Task to carry out - Read the lines that follow and pick out every one containing the word "Minh".

Material shown -
##########

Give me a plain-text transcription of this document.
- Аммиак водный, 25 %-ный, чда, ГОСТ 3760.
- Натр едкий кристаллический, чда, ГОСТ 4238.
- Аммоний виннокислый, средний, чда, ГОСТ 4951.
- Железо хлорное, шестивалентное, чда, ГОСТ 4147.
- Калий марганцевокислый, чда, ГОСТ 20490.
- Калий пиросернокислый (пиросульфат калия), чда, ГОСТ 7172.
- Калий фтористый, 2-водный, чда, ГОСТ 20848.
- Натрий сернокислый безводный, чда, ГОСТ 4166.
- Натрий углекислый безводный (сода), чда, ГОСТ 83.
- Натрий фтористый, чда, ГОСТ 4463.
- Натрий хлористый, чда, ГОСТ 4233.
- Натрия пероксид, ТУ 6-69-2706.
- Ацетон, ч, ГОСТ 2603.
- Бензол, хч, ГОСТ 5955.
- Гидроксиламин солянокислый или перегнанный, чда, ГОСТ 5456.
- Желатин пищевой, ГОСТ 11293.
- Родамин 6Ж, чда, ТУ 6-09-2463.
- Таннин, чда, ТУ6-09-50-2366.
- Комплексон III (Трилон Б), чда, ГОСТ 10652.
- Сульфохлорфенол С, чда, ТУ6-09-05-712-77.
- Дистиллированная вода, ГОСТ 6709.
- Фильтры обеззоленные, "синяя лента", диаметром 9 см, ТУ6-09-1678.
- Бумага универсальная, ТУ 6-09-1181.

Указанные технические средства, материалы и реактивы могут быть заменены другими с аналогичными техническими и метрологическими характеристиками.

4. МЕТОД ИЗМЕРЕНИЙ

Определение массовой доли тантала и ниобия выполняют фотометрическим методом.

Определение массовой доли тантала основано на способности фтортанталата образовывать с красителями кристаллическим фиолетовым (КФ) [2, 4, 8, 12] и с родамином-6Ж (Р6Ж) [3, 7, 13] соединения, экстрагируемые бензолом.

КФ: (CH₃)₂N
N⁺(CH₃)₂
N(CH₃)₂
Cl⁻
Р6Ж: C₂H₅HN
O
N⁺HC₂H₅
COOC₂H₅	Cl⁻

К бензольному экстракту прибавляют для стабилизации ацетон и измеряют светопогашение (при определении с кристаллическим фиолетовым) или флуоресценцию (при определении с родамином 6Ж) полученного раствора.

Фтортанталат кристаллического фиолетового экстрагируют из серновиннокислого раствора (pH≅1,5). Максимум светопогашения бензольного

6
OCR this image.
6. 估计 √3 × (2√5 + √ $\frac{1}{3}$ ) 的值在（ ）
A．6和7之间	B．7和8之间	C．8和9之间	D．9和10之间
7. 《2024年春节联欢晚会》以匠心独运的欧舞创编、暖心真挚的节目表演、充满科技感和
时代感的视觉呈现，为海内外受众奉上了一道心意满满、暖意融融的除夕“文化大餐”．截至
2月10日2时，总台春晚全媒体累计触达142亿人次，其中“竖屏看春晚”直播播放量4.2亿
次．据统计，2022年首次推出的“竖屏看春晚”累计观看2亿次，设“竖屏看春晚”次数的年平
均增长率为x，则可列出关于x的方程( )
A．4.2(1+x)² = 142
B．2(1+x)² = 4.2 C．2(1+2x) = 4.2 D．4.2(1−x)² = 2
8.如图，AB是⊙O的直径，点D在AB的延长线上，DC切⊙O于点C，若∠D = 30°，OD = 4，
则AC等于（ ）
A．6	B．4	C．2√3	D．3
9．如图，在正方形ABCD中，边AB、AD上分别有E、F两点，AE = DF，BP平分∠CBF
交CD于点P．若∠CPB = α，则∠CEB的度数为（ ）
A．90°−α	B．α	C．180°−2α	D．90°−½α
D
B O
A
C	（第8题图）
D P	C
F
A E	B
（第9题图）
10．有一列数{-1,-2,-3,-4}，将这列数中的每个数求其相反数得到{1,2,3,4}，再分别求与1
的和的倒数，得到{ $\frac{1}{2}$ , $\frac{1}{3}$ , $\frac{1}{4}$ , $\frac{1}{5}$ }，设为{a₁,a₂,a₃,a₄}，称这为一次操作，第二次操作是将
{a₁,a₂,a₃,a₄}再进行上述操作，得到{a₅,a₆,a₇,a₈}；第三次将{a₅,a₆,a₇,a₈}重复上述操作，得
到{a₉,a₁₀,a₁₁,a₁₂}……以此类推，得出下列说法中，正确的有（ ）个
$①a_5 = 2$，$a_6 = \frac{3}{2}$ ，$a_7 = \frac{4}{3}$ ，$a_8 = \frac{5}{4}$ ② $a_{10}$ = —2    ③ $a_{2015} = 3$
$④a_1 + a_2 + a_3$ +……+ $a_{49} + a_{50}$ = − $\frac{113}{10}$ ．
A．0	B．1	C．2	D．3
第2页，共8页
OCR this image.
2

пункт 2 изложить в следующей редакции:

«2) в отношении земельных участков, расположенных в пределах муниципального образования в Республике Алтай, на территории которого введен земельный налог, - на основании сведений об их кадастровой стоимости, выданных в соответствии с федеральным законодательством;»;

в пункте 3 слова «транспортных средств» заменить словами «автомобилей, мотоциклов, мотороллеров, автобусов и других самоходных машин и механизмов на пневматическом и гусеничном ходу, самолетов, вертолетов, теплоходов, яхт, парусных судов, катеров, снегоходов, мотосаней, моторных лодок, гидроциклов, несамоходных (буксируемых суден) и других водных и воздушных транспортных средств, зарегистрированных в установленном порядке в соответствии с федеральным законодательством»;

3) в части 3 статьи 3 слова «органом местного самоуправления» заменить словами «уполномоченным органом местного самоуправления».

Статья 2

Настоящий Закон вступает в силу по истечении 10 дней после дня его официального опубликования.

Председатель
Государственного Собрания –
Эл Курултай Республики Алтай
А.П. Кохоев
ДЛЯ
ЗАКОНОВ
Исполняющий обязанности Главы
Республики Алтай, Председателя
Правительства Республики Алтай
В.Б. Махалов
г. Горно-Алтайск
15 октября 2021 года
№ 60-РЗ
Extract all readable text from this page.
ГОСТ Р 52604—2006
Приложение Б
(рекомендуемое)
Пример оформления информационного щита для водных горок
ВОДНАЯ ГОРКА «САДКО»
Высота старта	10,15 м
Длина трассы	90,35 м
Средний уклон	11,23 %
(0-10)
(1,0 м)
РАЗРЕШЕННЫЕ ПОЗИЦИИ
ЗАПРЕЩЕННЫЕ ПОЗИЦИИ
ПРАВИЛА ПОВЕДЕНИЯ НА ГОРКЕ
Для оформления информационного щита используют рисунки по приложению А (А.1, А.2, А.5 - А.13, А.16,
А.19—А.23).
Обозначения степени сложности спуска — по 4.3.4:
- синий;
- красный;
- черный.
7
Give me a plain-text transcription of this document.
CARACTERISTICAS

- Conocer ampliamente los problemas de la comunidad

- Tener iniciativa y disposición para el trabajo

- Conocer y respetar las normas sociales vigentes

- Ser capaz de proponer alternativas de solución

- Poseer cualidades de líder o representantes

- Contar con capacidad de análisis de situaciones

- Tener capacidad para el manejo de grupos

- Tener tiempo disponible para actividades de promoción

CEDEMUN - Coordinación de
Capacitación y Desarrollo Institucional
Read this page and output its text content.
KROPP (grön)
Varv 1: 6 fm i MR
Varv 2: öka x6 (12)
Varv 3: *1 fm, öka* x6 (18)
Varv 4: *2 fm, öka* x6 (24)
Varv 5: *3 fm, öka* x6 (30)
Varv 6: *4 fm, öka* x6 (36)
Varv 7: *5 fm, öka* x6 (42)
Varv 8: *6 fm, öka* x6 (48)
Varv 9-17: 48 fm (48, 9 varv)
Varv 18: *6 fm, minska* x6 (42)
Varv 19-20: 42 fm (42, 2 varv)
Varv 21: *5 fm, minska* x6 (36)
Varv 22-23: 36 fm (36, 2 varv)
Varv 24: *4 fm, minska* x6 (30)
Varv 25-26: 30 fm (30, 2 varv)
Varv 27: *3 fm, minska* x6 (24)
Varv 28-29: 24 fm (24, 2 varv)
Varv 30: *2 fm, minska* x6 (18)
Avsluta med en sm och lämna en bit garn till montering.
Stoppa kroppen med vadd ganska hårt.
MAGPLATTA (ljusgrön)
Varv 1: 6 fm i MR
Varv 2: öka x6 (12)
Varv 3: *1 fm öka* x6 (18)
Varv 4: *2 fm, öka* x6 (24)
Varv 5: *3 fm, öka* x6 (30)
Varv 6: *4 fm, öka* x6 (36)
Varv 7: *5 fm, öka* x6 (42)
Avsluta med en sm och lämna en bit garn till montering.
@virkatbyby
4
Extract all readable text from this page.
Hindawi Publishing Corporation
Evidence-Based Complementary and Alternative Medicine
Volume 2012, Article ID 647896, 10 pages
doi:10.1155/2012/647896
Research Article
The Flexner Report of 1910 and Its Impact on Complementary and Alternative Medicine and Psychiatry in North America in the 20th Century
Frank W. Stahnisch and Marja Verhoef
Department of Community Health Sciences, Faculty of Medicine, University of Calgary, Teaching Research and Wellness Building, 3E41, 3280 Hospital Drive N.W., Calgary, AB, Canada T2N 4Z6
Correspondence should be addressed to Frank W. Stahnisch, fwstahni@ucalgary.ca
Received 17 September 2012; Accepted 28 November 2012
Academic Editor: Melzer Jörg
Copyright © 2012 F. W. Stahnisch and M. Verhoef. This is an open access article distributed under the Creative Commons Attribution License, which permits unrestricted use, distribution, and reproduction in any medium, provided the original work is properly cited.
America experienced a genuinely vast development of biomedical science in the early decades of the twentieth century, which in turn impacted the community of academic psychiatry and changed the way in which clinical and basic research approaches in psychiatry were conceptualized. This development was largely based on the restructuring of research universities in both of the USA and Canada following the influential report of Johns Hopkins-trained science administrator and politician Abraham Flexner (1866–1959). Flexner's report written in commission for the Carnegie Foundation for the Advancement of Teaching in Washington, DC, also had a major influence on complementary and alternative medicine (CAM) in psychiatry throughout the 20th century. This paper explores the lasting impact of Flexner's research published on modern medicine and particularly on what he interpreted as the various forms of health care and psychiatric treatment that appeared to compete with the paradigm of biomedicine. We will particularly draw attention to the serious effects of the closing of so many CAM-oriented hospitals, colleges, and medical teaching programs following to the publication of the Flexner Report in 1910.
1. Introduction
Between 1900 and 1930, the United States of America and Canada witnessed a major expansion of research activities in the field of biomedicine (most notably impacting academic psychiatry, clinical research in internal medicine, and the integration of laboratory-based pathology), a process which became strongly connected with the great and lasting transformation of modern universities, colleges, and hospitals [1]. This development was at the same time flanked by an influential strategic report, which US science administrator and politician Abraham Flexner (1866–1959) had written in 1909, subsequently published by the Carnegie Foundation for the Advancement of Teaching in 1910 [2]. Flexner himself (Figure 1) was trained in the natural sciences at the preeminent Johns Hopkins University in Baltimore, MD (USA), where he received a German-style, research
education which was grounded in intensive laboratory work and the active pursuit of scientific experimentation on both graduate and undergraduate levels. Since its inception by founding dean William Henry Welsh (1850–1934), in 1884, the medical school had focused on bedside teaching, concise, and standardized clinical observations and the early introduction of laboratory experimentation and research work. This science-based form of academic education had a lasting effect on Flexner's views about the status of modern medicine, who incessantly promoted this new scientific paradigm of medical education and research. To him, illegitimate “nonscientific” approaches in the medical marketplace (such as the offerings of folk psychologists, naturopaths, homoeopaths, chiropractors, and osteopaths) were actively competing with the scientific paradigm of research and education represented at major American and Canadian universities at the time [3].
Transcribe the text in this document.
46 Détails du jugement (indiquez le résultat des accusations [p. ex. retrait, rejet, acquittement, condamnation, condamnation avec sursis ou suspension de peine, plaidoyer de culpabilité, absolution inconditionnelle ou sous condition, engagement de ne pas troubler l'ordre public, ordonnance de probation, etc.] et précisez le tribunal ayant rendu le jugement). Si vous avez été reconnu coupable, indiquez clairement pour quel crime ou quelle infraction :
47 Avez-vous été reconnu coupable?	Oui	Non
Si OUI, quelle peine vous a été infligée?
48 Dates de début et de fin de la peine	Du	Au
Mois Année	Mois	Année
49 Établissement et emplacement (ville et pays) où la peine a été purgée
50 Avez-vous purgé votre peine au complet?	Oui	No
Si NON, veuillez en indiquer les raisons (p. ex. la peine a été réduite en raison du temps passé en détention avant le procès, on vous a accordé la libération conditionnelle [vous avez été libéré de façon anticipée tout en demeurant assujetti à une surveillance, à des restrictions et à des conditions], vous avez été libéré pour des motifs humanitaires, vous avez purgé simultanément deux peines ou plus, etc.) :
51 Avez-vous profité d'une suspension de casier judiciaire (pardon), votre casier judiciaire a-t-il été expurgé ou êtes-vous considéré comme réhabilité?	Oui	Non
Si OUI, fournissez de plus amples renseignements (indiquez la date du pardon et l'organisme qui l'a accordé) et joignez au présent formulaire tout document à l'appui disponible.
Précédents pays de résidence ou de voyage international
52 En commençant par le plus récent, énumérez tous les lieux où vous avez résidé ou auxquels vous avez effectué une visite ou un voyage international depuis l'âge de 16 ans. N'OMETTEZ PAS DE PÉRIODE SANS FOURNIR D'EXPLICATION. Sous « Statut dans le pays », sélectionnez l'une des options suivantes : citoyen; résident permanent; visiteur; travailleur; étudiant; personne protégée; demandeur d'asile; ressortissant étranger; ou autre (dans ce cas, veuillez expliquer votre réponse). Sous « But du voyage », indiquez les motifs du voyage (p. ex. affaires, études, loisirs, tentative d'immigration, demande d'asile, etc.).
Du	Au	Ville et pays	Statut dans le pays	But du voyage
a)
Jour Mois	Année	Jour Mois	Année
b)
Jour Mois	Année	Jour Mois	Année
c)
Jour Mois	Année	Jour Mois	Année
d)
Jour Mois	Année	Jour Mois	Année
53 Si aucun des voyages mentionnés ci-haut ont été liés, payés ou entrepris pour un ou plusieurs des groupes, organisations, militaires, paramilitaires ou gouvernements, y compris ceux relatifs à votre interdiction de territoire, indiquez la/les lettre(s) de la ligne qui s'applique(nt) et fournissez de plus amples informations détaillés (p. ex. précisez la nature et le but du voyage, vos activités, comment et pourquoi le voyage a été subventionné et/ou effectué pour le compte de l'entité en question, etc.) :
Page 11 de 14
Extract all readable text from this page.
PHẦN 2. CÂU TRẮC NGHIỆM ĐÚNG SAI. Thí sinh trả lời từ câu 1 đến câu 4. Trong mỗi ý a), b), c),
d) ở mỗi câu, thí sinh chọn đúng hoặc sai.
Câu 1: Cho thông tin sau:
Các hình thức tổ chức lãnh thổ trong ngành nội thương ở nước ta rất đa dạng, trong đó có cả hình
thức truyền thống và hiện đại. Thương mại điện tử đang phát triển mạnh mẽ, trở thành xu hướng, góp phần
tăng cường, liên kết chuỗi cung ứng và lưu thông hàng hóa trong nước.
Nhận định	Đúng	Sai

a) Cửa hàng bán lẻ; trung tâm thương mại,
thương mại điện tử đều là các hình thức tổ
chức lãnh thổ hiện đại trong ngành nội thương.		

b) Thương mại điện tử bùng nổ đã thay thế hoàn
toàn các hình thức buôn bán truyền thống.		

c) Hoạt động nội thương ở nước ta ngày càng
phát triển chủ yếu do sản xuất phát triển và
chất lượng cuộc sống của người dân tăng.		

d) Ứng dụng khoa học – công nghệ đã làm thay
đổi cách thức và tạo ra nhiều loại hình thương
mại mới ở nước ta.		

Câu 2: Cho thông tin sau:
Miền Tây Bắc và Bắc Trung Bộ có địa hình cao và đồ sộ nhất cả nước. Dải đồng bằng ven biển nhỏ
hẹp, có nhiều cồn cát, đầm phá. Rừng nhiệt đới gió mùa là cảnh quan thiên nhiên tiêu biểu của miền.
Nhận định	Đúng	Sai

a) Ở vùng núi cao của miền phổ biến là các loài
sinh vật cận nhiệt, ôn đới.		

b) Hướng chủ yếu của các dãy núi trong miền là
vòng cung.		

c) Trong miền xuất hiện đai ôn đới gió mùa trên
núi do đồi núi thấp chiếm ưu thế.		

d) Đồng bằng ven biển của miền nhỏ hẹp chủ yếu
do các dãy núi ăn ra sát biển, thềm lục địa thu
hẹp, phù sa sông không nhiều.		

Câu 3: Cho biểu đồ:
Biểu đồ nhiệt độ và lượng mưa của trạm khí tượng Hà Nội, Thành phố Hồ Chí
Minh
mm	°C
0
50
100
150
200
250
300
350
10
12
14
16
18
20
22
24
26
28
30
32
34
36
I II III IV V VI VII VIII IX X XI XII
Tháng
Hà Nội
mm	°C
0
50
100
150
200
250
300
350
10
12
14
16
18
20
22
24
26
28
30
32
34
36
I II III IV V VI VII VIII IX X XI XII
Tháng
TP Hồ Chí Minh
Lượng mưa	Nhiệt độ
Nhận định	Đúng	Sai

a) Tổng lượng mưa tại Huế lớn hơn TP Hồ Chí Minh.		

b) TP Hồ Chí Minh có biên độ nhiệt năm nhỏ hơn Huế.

##########

The response -
Minh
TP Hồ Chí Minh
a) Tổng lượng mưa tại Huế lớn hơn TP Hồ Chí Minh.		
b) TP Hồ Chí Minh có biên độ nhiệt năm nhỏ hơn Huế.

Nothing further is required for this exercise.